Exercise description — Print each line of the listing once more, precisely as given.

========

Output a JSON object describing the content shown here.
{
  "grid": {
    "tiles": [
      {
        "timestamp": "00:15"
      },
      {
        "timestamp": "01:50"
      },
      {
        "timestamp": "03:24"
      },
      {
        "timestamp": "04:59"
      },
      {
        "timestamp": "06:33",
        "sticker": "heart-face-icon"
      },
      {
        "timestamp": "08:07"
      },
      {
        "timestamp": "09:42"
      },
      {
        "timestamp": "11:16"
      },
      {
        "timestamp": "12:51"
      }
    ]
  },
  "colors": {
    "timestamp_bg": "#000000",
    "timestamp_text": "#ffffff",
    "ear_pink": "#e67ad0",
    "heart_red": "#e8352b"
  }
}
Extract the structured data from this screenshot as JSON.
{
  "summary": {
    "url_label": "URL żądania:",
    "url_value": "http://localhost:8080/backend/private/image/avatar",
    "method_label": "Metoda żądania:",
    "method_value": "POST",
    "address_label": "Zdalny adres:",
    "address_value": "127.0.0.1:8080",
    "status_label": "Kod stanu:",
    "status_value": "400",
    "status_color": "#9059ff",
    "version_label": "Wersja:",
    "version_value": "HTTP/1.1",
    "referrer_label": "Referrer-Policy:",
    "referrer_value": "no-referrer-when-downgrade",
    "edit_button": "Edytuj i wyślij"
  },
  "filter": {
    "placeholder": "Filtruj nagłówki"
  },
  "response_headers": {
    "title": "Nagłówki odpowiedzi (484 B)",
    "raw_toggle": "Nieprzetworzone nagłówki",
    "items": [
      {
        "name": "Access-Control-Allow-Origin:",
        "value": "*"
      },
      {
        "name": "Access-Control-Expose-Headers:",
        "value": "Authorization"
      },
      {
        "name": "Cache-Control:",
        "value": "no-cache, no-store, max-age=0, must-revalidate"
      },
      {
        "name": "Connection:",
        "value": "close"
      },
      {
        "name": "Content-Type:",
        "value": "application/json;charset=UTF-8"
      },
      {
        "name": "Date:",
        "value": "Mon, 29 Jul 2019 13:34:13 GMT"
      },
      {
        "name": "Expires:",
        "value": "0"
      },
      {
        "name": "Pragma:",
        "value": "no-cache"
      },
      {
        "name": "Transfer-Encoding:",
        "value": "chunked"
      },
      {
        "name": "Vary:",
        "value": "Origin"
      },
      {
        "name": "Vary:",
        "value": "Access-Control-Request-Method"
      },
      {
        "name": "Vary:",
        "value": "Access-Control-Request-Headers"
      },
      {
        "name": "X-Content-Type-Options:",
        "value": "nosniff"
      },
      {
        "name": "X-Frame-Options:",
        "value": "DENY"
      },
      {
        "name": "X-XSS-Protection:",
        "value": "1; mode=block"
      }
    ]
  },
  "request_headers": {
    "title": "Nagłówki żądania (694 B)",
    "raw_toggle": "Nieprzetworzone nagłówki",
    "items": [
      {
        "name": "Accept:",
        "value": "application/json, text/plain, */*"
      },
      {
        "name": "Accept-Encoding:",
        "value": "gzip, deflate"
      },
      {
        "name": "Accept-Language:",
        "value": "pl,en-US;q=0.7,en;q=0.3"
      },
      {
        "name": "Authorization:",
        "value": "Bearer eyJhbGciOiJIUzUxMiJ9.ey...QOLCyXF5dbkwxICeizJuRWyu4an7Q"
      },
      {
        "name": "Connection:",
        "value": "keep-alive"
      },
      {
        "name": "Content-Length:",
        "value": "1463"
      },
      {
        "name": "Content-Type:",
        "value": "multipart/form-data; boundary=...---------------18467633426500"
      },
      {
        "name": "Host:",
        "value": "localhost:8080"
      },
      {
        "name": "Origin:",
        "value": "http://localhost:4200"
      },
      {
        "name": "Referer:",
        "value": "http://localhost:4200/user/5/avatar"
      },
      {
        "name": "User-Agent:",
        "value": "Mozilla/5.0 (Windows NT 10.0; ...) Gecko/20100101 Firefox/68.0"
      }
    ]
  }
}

========

Reply —
Output a JSON object describing the content shown here.
{
  "grid": {
    "tiles": [
      {
        "timestamp": "00:15"
      },
      {
        "timestamp": "01:50"
      },
      {
        "timestamp": "03:24"
      },
      {
        "timestamp": "04:59"
      },
      {
        "timestamp": "06:33",
        "sticker": "heart-face-icon"
      },
      {
        "timestamp": "08:07"
      },
      {
        "timestamp": "09:42"
      },
      {
        "timestamp": "11:16"
      },
      {
        "timestamp": "12:51"
      }
    ]
  },
  "colors": {
    "timestamp_bg": "#000000",
    "timestamp_text": "#ffffff",
    "ear_pink": "#e67ad0",
    "heart_red": "#e8352b"
  }
}
Extract the structured data from this screenshot as JSON.
{
  "summary": {
    "url_label": "URL żądania:",
    "url_value": "http://localhost:8080/backend/private/image/avatar",
    "method_label": "Metoda żądania:",
    "method_value": "POST",
    "address_label": "Zdalny adres:",
    "address_value": "127.0.0.1:8080",
    "status_label": "Kod stanu:",
    "status_value": "400",
    "status_color": "#9059ff",
    "version_label": "Wersja:",
    "version_value": "HTTP/1.1",
    "referrer_label": "Referrer-Policy:",
    "referrer_value": "no-referrer-when-downgrade",
    "edit_button": "Edytuj i wyślij"
  },
  "filter": {
    "placeholder": "Filtruj nagłówki"
  },
  "response_headers": {
    "title": "Nagłówki odpowiedzi (484 B)",
    "raw_toggle": "Nieprzetworzone nagłówki",
    "items": [
      {
        "name": "Access-Control-Allow-Origin:",
        "value": "*"
      },
      {
        "name": "Access-Control-Expose-Headers:",
        "value": "Authorization"
      },
      {
        "name": "Cache-Control:",
        "value": "no-cache, no-store, max-age=0, must-revalidate"
      },
      {
        "name": "Connection:",
        "value": "close"
      },
      {
        "name": "Content-Type:",
        "value": "application/json;charset=UTF-8"
      },
      {
        "name": "Date:",
        "value": "Mon, 29 Jul 2019 13:34:13 GMT"
      },
      {
        "name": "Expires:",
        "value": "0"
      },
      {
        "name": "Pragma:",
        "value": "no-cache"
      },
      {
        "name": "Transfer-Encoding:",
        "value": "chunked"
      },
      {
        "name": "Vary:",
        "value": "Origin"
      },
      {
        "name": "Vary:",
        "value": "Access-Control-Request-Method"
      },
      {
        "name": "Vary:",
        "value": "Access-Control-Request-Headers"
      },
      {
        "name": "X-Content-Type-Options:",
        "value": "nosniff"
      },
      {
        "name": "X-Frame-Options:",
        "value": "DENY"
      },
      {
        "name": "X-XSS-Protection:",
        "value": "1; mode=block"
      }
    ]
  },
  "request_headers": {
    "title": "Nagłówki żądania (694 B)",
    "raw_toggle": "Nieprzetworzone nagłówki",
    "items": [
      {
        "name": "Accept:",
        "value": "application/json, text/plain, */*"
      },
      {
        "name": "Accept-Encoding:",
        "value": "gzip, deflate"
      },
      {
        "name": "Accept-Language:",
        "value": "pl,en-US;q=0.7,en;q=0.3"
      },
      {
        "name": "Authorization:",
        "value": "Bearer eyJhbGciOiJIUzUxMiJ9.ey...QOLCyXF5dbkwxICeizJuRWyu4an7Q"
      },
      {
        "name": "Connection:",
        "value": "keep-alive"
      },
      {
        "name": "Content-Length:",
        "value": "1463"
      },
      {
        "name": "Content-Type:",
        "value": "multipart/form-data; boundary=...---------------18467633426500"
      },
      {
        "name": "Host:",
        "value": "localhost:8080"
      },
      {
        "name": "Origin:",
        "value": "http://localhost:4200"
      },
      {
        "name": "Referer:",
        "value": "http://localhost:4200/user/5/avatar"
      },
      {
        "name": "User-Agent:",
        "value": "Mozilla/5.0 (Windows NT 10.0; ...) Gecko/20100101 Firefox/68.0"
      }
    ]
  }
}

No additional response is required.